EXTRACT:
--
Good news for surfers… bad news for ocean sailors. The first long-term study of wind and wave heights to rely on satellite data rather than buoy reports and observations from ships has found that the ocean has been steadily getting windier and bumpier over the past quarter century. Unfortunately, little of this increase is translating into stronger wind when conditions are light (i.e., when it would actually be useful). Rather the increase is mostly in the gnarly end of the spectrum. That is, the big, ugly, scary winds and waves are getting bigger, uglier, and scarier.
The study, conducted by Ian Young, Alexander Babanin, and Stefan Zieger of Swinburne University of Technology in Melbourne, Australia, found that extreme wind speeds have increased by 10 percent over the past 20 years and that extreme wave heights have increased by 7 percent. Also, the rate of increase is higher in the southern hemisphere than in the northern. Off the coast of southern Australia, for example, the height of the top one percent of big waves has increased by one meter, from 5 to 6 meters, since 1985.
These increases don’t necessarily indicate that global temperatures are rising. But it does mean that temperature differences, and hence pressure differences, around the globe are becoming greater.
Frankly, I have suspected all this for some time. Seems like a great excuse for buying a bigger boat, or at least for buying smaller storm sails. Or maybe it’s time–at last–to learn to surf.
The study was published last Thursday in the journal Science. If you want to get into all the technical gobbledy-gook, you can read an abstract and buy a PDF of the full text here.
--
EXTRACTED DATA:
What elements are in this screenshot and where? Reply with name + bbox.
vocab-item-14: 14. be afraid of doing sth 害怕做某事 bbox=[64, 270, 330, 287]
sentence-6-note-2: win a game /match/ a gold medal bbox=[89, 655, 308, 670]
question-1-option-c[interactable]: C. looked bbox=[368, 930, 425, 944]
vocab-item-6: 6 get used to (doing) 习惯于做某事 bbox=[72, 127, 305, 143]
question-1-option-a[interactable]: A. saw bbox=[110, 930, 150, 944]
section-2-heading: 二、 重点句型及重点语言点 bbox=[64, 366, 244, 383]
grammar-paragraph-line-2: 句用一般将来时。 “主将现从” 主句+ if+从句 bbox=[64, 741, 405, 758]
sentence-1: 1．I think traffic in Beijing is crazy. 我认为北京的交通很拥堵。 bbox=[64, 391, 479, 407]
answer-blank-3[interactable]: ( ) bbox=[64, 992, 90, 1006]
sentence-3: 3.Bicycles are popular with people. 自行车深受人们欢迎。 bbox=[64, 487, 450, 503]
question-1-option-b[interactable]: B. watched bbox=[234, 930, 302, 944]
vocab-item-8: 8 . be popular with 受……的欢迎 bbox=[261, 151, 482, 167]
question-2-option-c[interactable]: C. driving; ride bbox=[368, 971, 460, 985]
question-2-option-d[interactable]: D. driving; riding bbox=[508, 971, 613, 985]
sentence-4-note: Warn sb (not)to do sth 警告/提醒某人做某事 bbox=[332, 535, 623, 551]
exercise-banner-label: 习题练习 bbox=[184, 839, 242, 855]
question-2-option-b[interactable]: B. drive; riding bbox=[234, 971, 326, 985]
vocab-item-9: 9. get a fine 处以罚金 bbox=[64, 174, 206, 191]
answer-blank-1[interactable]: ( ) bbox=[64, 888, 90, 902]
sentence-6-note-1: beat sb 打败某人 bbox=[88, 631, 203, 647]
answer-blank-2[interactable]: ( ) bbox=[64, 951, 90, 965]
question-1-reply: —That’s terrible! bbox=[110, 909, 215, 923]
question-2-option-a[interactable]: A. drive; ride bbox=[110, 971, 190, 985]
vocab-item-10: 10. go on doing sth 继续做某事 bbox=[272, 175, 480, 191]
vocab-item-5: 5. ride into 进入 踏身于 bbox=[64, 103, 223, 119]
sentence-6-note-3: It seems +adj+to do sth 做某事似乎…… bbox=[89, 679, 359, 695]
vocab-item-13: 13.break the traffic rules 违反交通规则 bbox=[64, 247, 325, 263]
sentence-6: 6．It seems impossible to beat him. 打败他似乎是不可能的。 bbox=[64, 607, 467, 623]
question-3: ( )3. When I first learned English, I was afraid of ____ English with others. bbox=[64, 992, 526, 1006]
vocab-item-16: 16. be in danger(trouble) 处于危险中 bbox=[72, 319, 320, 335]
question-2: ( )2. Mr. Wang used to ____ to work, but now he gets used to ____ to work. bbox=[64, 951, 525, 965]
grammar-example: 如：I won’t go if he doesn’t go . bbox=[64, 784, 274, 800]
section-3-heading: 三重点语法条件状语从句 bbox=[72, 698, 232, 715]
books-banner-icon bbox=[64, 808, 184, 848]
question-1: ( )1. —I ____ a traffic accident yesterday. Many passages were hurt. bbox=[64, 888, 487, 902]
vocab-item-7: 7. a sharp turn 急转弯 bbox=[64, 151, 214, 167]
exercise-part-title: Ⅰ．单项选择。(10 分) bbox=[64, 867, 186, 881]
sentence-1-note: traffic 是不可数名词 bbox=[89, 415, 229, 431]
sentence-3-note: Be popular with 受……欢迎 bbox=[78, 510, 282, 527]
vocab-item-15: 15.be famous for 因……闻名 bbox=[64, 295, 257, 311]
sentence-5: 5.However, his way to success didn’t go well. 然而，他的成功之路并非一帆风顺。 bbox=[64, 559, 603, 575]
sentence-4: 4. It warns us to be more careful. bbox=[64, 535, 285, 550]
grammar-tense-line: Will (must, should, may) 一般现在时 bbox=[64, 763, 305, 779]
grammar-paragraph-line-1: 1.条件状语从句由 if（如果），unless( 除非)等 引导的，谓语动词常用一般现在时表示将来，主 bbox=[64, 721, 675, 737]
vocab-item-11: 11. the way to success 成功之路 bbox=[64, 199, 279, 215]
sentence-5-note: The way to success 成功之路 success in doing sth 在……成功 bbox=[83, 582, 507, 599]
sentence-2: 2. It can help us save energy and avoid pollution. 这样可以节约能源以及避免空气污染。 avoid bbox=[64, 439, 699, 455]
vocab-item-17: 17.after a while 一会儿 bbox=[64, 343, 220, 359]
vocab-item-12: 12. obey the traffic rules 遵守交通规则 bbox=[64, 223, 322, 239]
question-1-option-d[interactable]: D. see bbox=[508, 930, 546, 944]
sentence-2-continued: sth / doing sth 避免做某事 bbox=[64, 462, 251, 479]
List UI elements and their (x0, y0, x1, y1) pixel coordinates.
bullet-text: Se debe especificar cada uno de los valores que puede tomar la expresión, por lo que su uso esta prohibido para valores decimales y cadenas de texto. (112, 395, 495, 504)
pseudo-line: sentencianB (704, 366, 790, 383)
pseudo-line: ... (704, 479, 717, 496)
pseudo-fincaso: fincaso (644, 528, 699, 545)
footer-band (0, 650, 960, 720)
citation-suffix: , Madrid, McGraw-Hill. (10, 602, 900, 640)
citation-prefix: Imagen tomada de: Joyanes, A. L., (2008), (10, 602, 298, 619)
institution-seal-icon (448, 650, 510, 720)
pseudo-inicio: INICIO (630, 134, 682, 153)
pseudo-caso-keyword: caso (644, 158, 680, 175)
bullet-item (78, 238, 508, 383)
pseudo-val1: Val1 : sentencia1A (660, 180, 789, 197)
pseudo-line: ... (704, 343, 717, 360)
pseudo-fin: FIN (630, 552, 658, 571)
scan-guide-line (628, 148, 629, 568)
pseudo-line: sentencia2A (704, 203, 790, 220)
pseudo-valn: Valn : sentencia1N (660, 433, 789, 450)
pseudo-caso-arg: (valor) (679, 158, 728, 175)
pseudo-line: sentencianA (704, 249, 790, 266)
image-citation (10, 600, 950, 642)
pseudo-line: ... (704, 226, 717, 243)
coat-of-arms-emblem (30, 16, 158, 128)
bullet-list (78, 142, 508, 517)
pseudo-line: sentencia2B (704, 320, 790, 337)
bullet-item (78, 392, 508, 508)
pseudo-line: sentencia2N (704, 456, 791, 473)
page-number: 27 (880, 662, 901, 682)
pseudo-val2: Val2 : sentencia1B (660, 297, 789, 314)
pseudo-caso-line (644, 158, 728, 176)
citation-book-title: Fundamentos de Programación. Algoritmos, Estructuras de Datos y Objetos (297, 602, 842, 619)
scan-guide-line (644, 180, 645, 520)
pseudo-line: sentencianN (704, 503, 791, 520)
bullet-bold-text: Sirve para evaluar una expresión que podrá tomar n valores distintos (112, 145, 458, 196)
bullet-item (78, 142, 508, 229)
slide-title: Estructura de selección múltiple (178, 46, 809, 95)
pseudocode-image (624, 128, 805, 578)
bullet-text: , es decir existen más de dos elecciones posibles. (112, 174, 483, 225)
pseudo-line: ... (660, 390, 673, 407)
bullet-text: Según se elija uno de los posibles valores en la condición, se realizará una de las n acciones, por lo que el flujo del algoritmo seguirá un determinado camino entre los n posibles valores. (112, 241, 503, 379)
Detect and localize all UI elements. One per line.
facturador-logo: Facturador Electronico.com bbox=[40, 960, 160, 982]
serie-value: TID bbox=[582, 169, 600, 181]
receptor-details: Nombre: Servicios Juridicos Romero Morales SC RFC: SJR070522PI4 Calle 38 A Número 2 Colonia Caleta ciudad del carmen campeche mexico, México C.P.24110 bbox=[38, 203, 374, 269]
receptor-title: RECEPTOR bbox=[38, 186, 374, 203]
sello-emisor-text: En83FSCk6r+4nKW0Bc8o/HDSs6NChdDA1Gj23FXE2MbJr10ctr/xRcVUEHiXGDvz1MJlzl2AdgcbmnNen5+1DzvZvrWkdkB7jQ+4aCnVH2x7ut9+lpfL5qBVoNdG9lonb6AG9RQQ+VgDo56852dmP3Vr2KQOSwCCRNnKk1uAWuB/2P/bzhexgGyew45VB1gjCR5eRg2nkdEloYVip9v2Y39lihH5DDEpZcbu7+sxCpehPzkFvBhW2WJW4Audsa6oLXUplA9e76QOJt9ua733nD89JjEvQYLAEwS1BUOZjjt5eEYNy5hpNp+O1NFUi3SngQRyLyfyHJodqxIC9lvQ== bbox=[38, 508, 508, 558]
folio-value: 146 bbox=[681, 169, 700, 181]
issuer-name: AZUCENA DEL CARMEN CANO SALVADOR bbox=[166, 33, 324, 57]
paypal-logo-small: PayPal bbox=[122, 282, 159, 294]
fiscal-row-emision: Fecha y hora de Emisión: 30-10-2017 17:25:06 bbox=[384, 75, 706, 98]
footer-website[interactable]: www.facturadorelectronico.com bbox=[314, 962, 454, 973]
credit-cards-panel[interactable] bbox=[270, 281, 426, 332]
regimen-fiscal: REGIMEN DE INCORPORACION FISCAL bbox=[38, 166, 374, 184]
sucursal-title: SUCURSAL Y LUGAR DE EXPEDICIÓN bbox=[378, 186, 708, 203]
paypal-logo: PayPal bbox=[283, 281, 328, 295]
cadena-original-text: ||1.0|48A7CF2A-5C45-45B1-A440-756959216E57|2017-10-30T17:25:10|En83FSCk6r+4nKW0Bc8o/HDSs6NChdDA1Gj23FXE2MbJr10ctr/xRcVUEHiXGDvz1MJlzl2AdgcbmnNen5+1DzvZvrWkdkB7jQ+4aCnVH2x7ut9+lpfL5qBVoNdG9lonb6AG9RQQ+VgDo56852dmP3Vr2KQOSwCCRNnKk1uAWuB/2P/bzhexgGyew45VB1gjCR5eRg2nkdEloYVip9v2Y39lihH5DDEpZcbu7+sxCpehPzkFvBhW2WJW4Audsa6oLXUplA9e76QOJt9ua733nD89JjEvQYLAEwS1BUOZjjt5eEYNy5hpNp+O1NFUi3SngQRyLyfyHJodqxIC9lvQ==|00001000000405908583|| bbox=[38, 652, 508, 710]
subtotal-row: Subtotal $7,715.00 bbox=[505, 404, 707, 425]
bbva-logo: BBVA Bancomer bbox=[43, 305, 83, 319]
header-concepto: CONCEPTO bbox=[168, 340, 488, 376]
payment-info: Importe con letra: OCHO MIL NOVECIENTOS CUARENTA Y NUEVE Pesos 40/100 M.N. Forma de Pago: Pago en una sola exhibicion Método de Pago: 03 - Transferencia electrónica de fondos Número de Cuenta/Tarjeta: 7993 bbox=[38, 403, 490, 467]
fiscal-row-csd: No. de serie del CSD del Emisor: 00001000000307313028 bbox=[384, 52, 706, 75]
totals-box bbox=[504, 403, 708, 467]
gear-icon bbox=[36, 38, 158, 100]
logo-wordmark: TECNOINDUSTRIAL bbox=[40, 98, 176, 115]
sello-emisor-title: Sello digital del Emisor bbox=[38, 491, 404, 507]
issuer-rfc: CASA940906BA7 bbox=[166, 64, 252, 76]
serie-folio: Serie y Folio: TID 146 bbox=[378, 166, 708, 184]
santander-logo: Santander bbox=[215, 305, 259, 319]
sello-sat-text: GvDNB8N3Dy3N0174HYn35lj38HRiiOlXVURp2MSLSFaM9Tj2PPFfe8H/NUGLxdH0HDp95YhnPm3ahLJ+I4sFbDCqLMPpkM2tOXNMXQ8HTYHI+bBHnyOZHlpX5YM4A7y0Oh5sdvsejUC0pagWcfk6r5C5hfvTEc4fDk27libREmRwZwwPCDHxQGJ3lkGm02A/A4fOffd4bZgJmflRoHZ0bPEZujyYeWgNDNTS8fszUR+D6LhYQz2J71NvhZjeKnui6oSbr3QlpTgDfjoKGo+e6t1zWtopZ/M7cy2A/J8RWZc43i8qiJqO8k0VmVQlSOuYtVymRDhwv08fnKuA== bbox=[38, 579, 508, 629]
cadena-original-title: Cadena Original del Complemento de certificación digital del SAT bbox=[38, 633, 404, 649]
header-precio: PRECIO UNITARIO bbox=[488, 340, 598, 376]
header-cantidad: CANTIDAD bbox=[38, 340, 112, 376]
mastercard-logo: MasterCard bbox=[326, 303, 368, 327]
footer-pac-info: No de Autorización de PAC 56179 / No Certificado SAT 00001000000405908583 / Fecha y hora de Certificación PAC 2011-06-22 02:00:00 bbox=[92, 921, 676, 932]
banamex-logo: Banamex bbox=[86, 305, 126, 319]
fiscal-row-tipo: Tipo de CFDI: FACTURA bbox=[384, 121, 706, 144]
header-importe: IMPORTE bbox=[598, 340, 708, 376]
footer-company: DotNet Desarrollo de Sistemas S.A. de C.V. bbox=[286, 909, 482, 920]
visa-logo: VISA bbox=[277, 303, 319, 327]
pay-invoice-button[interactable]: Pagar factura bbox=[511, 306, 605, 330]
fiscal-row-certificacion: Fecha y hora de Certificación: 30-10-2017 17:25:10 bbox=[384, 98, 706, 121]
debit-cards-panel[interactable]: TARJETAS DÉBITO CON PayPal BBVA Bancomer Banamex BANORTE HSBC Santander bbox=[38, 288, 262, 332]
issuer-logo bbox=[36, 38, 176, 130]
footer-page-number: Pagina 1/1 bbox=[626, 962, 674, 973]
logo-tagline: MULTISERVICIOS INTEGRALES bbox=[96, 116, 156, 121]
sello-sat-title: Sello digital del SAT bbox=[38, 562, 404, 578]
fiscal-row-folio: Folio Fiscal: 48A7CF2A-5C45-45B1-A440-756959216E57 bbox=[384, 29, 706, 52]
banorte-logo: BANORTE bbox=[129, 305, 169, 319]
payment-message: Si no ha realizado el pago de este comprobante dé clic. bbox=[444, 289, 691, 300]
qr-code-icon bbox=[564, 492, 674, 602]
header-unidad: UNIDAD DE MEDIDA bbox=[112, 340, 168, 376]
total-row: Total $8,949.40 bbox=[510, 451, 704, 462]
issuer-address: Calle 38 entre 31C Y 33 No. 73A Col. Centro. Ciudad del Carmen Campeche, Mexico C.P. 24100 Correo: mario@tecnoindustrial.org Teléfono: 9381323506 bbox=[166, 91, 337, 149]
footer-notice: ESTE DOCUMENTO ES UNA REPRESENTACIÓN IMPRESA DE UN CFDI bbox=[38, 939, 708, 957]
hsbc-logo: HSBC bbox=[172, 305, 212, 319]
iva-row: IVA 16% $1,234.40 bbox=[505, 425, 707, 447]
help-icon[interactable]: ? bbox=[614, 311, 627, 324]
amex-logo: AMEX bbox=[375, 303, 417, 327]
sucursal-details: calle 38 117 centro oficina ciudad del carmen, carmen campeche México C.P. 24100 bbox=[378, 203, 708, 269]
--
TASK: Reproduce the stretch of the article on ocean wind and wave heights from "The study was" through "full text here.". The material is not required for any of this.

EXERCISE SOLUTION:
The study was published last Thursday in the journal Science. If you want to get into all the technical gobbledy-gook, you can read an abstract and buy a PDF of the full text here.